───── ENTRIES SUPPLIED

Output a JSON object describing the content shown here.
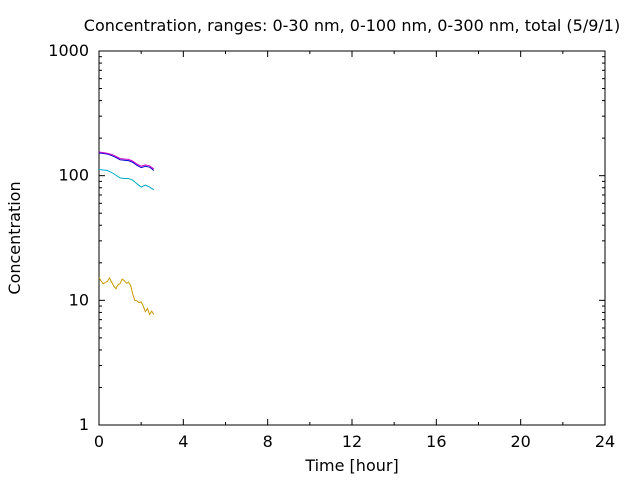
{
  "chart_data": {
    "type": "line",
    "title": "Concentration, ranges: 0-30 nm, 0-100 nm, 0-300 nm, total (5/9/1)",
    "xlabel": "Time [hour]",
    "ylabel": "Concentration",
    "xlim": [
      0,
      24
    ],
    "ylim": [
      1,
      1000
    ],
    "yscale": "log",
    "grid": false,
    "legend": "none",
    "x_ticks": [
      "0",
      "4",
      "8",
      "12",
      "16",
      "20",
      "24"
    ],
    "y_ticks": [
      "1",
      "10",
      "100",
      "1000"
    ],
    "series": [
      {
        "color": "#0000cc",
        "x": [
          0.0,
          0.2,
          0.4,
          0.6,
          0.8,
          1.0,
          1.2,
          1.4,
          1.6,
          1.8,
          2.0,
          2.2,
          2.4,
          2.6
        ],
        "y": [
          152,
          151,
          149,
          145,
          140,
          134,
          133,
          132,
          128,
          121,
          116,
          119,
          117,
          110
        ]
      },
      {
        "color": "#cc00cc",
        "x": [
          0.0,
          0.2,
          0.4,
          0.6,
          0.8,
          1.0,
          1.2,
          1.4,
          1.6,
          1.8,
          2.0,
          2.2,
          2.4,
          2.6
        ],
        "y": [
          155,
          153,
          151,
          148,
          143,
          137,
          136,
          135,
          131,
          124,
          119,
          122,
          120,
          113
        ]
      },
      {
        "color": "#00aacc",
        "x": [
          0.0,
          0.2,
          0.4,
          0.6,
          0.8,
          1.0,
          1.2,
          1.4,
          1.6,
          1.8,
          2.0,
          2.2,
          2.4,
          2.6
        ],
        "y": [
          112,
          111,
          110,
          106,
          101,
          96,
          95,
          95,
          92,
          86,
          81,
          84,
          81,
          77
        ]
      },
      {
        "color": "#cc9900",
        "x": [
          0.0,
          0.1,
          0.2,
          0.3,
          0.4,
          0.5,
          0.6,
          0.7,
          0.8,
          0.9,
          1.0,
          1.1,
          1.2,
          1.3,
          1.4,
          1.5,
          1.6,
          1.7,
          1.8,
          1.9,
          2.0,
          2.1,
          2.2,
          2.3,
          2.4,
          2.5,
          2.6
        ],
        "y": [
          15.2,
          14.3,
          13.6,
          13.9,
          14.2,
          15.1,
          14.0,
          13.0,
          12.4,
          13.3,
          13.6,
          14.8,
          14.4,
          13.7,
          14.0,
          13.2,
          11.2,
          10.0,
          9.9,
          9.6,
          9.7,
          9.0,
          8.1,
          8.6,
          7.7,
          8.2,
          7.7
        ]
      }
    ]
  }
}
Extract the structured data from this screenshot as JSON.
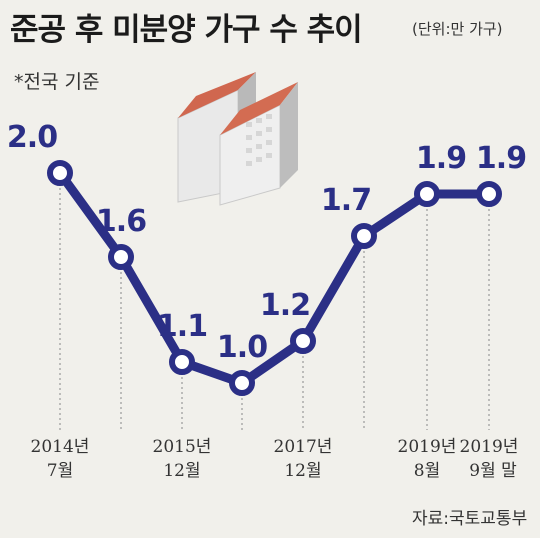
{
  "header": {
    "title": "준공 후 미분양 가구 수 추이",
    "unit": "(단위:만 가구)",
    "note": "*전국 기준"
  },
  "source": "자료:국토교통부",
  "chart_data": {
    "type": "line",
    "title": "준공 후 미분양 가구 수 추이",
    "unit": "만 가구",
    "categories": [
      [
        "2014년",
        "7월"
      ],
      [
        "",
        ""
      ],
      [
        "2015년",
        "12월"
      ],
      [
        "",
        ""
      ],
      [
        "2017년",
        "12월"
      ],
      [
        "",
        ""
      ],
      [
        "2019년",
        "8월"
      ],
      [
        "2019년",
        "9월 말"
      ]
    ],
    "values": [
      2.0,
      1.6,
      1.1,
      1.0,
      1.2,
      1.7,
      1.9,
      1.9
    ],
    "value_labels": [
      "2.0",
      "1.6",
      "1.1",
      "1.0",
      "1.2",
      "1.7",
      "1.9",
      "1.9"
    ],
    "series_color": "#2b2f86",
    "grid": false,
    "legend": "none"
  }
}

──────────

Reproduce the listing above exactly, excluding all pictures.

ANSWER TO THIS EXERCISE =>
Output a JSON object describing the content shown here.
{
  "chart_data": {
    "type": "line",
    "title": "Concentration, ranges: 0-30 nm, 0-100 nm, 0-300 nm, total (5/9/1)",
    "xlabel": "Time [hour]",
    "ylabel": "Concentration",
    "xlim": [
      0,
      24
    ],
    "ylim": [
      1,
      1000
    ],
    "yscale": "log",
    "grid": false,
    "legend": "none",
    "x_ticks": [
      "0",
      "4",
      "8",
      "12",
      "16",
      "20",
      "24"
    ],
    "y_ticks": [
      "1",
      "10",
      "100",
      "1000"
    ],
    "series": [
      {
        "color": "#0000cc",
        "x": [
          0.0,
          0.2,
          0.4,
          0.6,
          0.8,
          1.0,
          1.2,
          1.4,
          1.6,
          1.8,
          2.0,
          2.2,
          2.4,
          2.6
        ],
        "y": [
          152,
          151,
          149,
          145,
          140,
          134,
          133,
          132,
          128,
          121,
          116,
          119,
          117,
          110
        ]
      },
      {
        "color": "#cc00cc",
        "x": [
          0.0,
          0.2,
          0.4,
          0.6,
          0.8,
          1.0,
          1.2,
          1.4,
          1.6,
          1.8,
          2.0,
          2.2,
          2.4,
          2.6
        ],
        "y": [
          155,
          153,
          151,
          148,
          143,
          137,
          136,
          135,
          131,
          124,
          119,
          122,
          120,
          113
        ]
      },
      {
        "color": "#00aacc",
        "x": [
          0.0,
          0.2,
          0.4,
          0.6,
          0.8,
          1.0,
          1.2,
          1.4,
          1.6,
          1.8,
          2.0,
          2.2,
          2.4,
          2.6
        ],
        "y": [
          112,
          111,
          110,
          106,
          101,
          96,
          95,
          95,
          92,
          86,
          81,
          84,
          81,
          77
        ]
      },
      {
        "color": "#cc9900",
        "x": [
          0.0,
          0.1,
          0.2,
          0.3,
          0.4,
          0.5,
          0.6,
          0.7,
          0.8,
          0.9,
          1.0,
          1.1,
          1.2,
          1.3,
          1.4,
          1.5,
          1.6,
          1.7,
          1.8,
          1.9,
          2.0,
          2.1,
          2.2,
          2.3,
          2.4,
          2.5,
          2.6
        ],
        "y": [
          15.2,
          14.3,
          13.6,
          13.9,
          14.2,
          15.1,
          14.0,
          13.0,
          12.4,
          13.3,
          13.6,
          14.8,
          14.4,
          13.7,
          14.0,
          13.2,
          11.2,
          10.0,
          9.9,
          9.6,
          9.7,
          9.0,
          8.1,
          8.6,
          7.7,
          8.2,
          7.7
        ]
      }
    ]
  }
}
Extract the structured data from this screenshot as JSON.
{
  "header": {
    "title": "준공 후 미분양 가구 수 추이",
    "unit": "(단위:만 가구)",
    "note": "*전국 기준"
  },
  "source": "자료:국토교통부",
  "chart_data": {
    "type": "line",
    "title": "준공 후 미분양 가구 수 추이",
    "unit": "만 가구",
    "categories": [
      [
        "2014년",
        "7월"
      ],
      [
        "",
        ""
      ],
      [
        "2015년",
        "12월"
      ],
      [
        "",
        ""
      ],
      [
        "2017년",
        "12월"
      ],
      [
        "",
        ""
      ],
      [
        "2019년",
        "8월"
      ],
      [
        "2019년",
        "9월 말"
      ]
    ],
    "values": [
      2.0,
      1.6,
      1.1,
      1.0,
      1.2,
      1.7,
      1.9,
      1.9
    ],
    "value_labels": [
      "2.0",
      "1.6",
      "1.1",
      "1.0",
      "1.2",
      "1.7",
      "1.9",
      "1.9"
    ],
    "series_color": "#2b2f86",
    "grid": false,
    "legend": "none"
  }
}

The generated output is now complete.